[Start of Given records]

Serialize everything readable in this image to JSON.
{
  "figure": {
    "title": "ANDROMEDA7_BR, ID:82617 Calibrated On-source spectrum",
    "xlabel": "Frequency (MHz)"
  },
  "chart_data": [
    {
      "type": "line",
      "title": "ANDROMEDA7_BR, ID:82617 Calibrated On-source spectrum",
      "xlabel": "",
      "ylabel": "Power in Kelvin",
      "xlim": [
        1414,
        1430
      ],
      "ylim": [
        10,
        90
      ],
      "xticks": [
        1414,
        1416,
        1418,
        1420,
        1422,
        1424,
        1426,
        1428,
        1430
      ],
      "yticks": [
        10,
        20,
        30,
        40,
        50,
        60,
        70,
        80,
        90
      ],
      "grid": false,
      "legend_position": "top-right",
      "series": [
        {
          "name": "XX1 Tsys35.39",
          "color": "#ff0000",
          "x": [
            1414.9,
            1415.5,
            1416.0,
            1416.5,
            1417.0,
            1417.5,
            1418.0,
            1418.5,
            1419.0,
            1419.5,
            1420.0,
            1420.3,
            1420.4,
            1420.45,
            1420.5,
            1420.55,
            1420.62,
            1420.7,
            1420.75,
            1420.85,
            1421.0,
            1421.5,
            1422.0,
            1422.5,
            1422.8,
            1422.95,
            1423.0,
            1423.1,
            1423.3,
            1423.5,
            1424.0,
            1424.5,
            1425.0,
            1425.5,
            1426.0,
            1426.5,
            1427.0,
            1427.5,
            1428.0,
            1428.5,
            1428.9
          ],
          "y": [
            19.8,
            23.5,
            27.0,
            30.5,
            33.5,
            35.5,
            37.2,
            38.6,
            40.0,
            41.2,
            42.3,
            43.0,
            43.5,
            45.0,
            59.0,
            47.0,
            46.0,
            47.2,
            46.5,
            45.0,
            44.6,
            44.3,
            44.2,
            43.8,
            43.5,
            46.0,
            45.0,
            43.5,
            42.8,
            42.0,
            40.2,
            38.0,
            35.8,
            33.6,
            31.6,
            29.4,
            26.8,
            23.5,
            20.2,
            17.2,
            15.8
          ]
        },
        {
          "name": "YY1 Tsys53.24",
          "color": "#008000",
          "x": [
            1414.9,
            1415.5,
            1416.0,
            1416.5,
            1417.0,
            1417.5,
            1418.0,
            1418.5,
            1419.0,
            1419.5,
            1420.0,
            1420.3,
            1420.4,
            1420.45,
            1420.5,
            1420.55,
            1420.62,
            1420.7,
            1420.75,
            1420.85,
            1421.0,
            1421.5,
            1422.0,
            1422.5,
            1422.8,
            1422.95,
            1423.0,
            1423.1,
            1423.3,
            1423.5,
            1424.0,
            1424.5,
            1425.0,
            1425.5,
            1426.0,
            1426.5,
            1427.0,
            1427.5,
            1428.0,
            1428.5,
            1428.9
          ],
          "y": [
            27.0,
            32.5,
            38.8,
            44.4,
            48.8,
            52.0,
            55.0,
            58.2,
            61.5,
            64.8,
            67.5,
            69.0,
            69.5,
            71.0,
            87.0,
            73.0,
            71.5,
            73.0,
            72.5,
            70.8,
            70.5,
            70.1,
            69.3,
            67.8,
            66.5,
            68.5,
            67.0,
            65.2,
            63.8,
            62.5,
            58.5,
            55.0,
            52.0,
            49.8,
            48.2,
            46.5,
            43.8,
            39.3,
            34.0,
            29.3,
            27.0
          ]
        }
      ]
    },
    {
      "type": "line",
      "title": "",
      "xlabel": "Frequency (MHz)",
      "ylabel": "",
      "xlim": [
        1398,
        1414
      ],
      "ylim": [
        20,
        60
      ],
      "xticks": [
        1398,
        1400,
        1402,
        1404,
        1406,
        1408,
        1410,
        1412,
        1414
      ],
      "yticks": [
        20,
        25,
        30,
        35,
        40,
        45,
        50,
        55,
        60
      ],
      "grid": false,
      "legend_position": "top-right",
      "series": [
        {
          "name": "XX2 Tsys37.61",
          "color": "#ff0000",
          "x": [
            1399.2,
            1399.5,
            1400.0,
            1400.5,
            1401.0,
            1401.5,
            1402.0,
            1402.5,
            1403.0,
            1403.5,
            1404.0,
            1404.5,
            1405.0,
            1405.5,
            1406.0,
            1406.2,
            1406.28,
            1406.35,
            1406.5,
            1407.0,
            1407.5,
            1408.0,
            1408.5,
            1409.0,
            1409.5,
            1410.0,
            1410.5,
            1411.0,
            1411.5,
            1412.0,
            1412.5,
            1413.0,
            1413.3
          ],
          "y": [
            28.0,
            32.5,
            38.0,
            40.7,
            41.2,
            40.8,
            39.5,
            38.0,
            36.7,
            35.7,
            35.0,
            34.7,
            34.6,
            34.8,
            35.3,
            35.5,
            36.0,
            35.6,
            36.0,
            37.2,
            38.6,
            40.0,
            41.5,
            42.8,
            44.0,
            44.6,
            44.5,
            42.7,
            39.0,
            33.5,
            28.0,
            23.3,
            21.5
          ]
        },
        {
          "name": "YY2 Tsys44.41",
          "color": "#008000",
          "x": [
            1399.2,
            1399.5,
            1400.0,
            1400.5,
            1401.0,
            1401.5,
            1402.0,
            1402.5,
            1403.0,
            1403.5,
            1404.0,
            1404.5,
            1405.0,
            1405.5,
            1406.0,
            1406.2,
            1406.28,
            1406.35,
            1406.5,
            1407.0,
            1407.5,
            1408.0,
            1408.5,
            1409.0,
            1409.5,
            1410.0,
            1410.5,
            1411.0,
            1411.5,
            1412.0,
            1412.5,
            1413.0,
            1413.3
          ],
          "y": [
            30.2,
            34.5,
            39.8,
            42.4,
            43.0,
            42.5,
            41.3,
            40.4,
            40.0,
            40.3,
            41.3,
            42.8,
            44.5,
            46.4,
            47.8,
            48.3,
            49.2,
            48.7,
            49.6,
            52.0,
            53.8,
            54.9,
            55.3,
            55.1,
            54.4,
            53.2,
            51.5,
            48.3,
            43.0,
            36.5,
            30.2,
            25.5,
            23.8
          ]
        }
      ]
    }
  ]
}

[End of Given records]

= Exercise =
Word for word, write out the data.

= The answer =
Serialize everything readable in this image to JSON.
{
  "figure": {
    "title": "ANDROMEDA7_BR, ID:82617 Calibrated On-source spectrum",
    "xlabel": "Frequency (MHz)"
  },
  "chart_data": [
    {
      "type": "line",
      "title": "ANDROMEDA7_BR, ID:82617 Calibrated On-source spectrum",
      "xlabel": "",
      "ylabel": "Power in Kelvin",
      "xlim": [
        1414,
        1430
      ],
      "ylim": [
        10,
        90
      ],
      "xticks": [
        1414,
        1416,
        1418,
        1420,
        1422,
        1424,
        1426,
        1428,
        1430
      ],
      "yticks": [
        10,
        20,
        30,
        40,
        50,
        60,
        70,
        80,
        90
      ],
      "grid": false,
      "legend_position": "top-right",
      "series": [
        {
          "name": "XX1 Tsys35.39",
          "color": "#ff0000",
          "x": [
            1414.9,
            1415.5,
            1416.0,
            1416.5,
            1417.0,
            1417.5,
            1418.0,
            1418.5,
            1419.0,
            1419.5,
            1420.0,
            1420.3,
            1420.4,
            1420.45,
            1420.5,
            1420.55,
            1420.62,
            1420.7,
            1420.75,
            1420.85,
            1421.0,
            1421.5,
            1422.0,
            1422.5,
            1422.8,
            1422.95,
            1423.0,
            1423.1,
            1423.3,
            1423.5,
            1424.0,
            1424.5,
            1425.0,
            1425.5,
            1426.0,
            1426.5,
            1427.0,
            1427.5,
            1428.0,
            1428.5,
            1428.9
          ],
          "y": [
            19.8,
            23.5,
            27.0,
            30.5,
            33.5,
            35.5,
            37.2,
            38.6,
            40.0,
            41.2,
            42.3,
            43.0,
            43.5,
            45.0,
            59.0,
            47.0,
            46.0,
            47.2,
            46.5,
            45.0,
            44.6,
            44.3,
            44.2,
            43.8,
            43.5,
            46.0,
            45.0,
            43.5,
            42.8,
            42.0,
            40.2,
            38.0,
            35.8,
            33.6,
            31.6,
            29.4,
            26.8,
            23.5,
            20.2,
            17.2,
            15.8
          ]
        },
        {
          "name": "YY1 Tsys53.24",
          "color": "#008000",
          "x": [
            1414.9,
            1415.5,
            1416.0,
            1416.5,
            1417.0,
            1417.5,
            1418.0,
            1418.5,
            1419.0,
            1419.5,
            1420.0,
            1420.3,
            1420.4,
            1420.45,
            1420.5,
            1420.55,
            1420.62,
            1420.7,
            1420.75,
            1420.85,
            1421.0,
            1421.5,
            1422.0,
            1422.5,
            1422.8,
            1422.95,
            1423.0,
            1423.1,
            1423.3,
            1423.5,
            1424.0,
            1424.5,
            1425.0,
            1425.5,
            1426.0,
            1426.5,
            1427.0,
            1427.5,
            1428.0,
            1428.5,
            1428.9
          ],
          "y": [
            27.0,
            32.5,
            38.8,
            44.4,
            48.8,
            52.0,
            55.0,
            58.2,
            61.5,
            64.8,
            67.5,
            69.0,
            69.5,
            71.0,
            87.0,
            73.0,
            71.5,
            73.0,
            72.5,
            70.8,
            70.5,
            70.1,
            69.3,
            67.8,
            66.5,
            68.5,
            67.0,
            65.2,
            63.8,
            62.5,
            58.5,
            55.0,
            52.0,
            49.8,
            48.2,
            46.5,
            43.8,
            39.3,
            34.0,
            29.3,
            27.0
          ]
        }
      ]
    },
    {
      "type": "line",
      "title": "",
      "xlabel": "Frequency (MHz)",
      "ylabel": "",
      "xlim": [
        1398,
        1414
      ],
      "ylim": [
        20,
        60
      ],
      "xticks": [
        1398,
        1400,
        1402,
        1404,
        1406,
        1408,
        1410,
        1412,
        1414
      ],
      "yticks": [
        20,
        25,
        30,
        35,
        40,
        45,
        50,
        55,
        60
      ],
      "grid": false,
      "legend_position": "top-right",
      "series": [
        {
          "name": "XX2 Tsys37.61",
          "color": "#ff0000",
          "x": [
            1399.2,
            1399.5,
            1400.0,
            1400.5,
            1401.0,
            1401.5,
            1402.0,
            1402.5,
            1403.0,
            1403.5,
            1404.0,
            1404.5,
            1405.0,
            1405.5,
            1406.0,
            1406.2,
            1406.28,
            1406.35,
            1406.5,
            1407.0,
            1407.5,
            1408.0,
            1408.5,
            1409.0,
            1409.5,
            1410.0,
            1410.5,
            1411.0,
            1411.5,
            1412.0,
            1412.5,
            1413.0,
            1413.3
          ],
          "y": [
            28.0,
            32.5,
            38.0,
            40.7,
            41.2,
            40.8,
            39.5,
            38.0,
            36.7,
            35.7,
            35.0,
            34.7,
            34.6,
            34.8,
            35.3,
            35.5,
            36.0,
            35.6,
            36.0,
            37.2,
            38.6,
            40.0,
            41.5,
            42.8,
            44.0,
            44.6,
            44.5,
            42.7,
            39.0,
            33.5,
            28.0,
            23.3,
            21.5
          ]
        },
        {
          "name": "YY2 Tsys44.41",
          "color": "#008000",
          "x": [
            1399.2,
            1399.5,
            1400.0,
            1400.5,
            1401.0,
            1401.5,
            1402.0,
            1402.5,
            1403.0,
            1403.5,
            1404.0,
            1404.5,
            1405.0,
            1405.5,
            1406.0,
            1406.2,
            1406.28,
            1406.35,
            1406.5,
            1407.0,
            1407.5,
            1408.0,
            1408.5,
            1409.0,
            1409.5,
            1410.0,
            1410.5,
            1411.0,
            1411.5,
            1412.0,
            1412.5,
            1413.0,
            1413.3
          ],
          "y": [
            30.2,
            34.5,
            39.8,
            42.4,
            43.0,
            42.5,
            41.3,
            40.4,
            40.0,
            40.3,
            41.3,
            42.8,
            44.5,
            46.4,
            47.8,
            48.3,
            49.2,
            48.7,
            49.6,
            52.0,
            53.8,
            54.9,
            55.3,
            55.1,
            54.4,
            53.2,
            51.5,
            48.3,
            43.0,
            36.5,
            30.2,
            25.5,
            23.8
          ]
        }
      ]
    }
  ]
}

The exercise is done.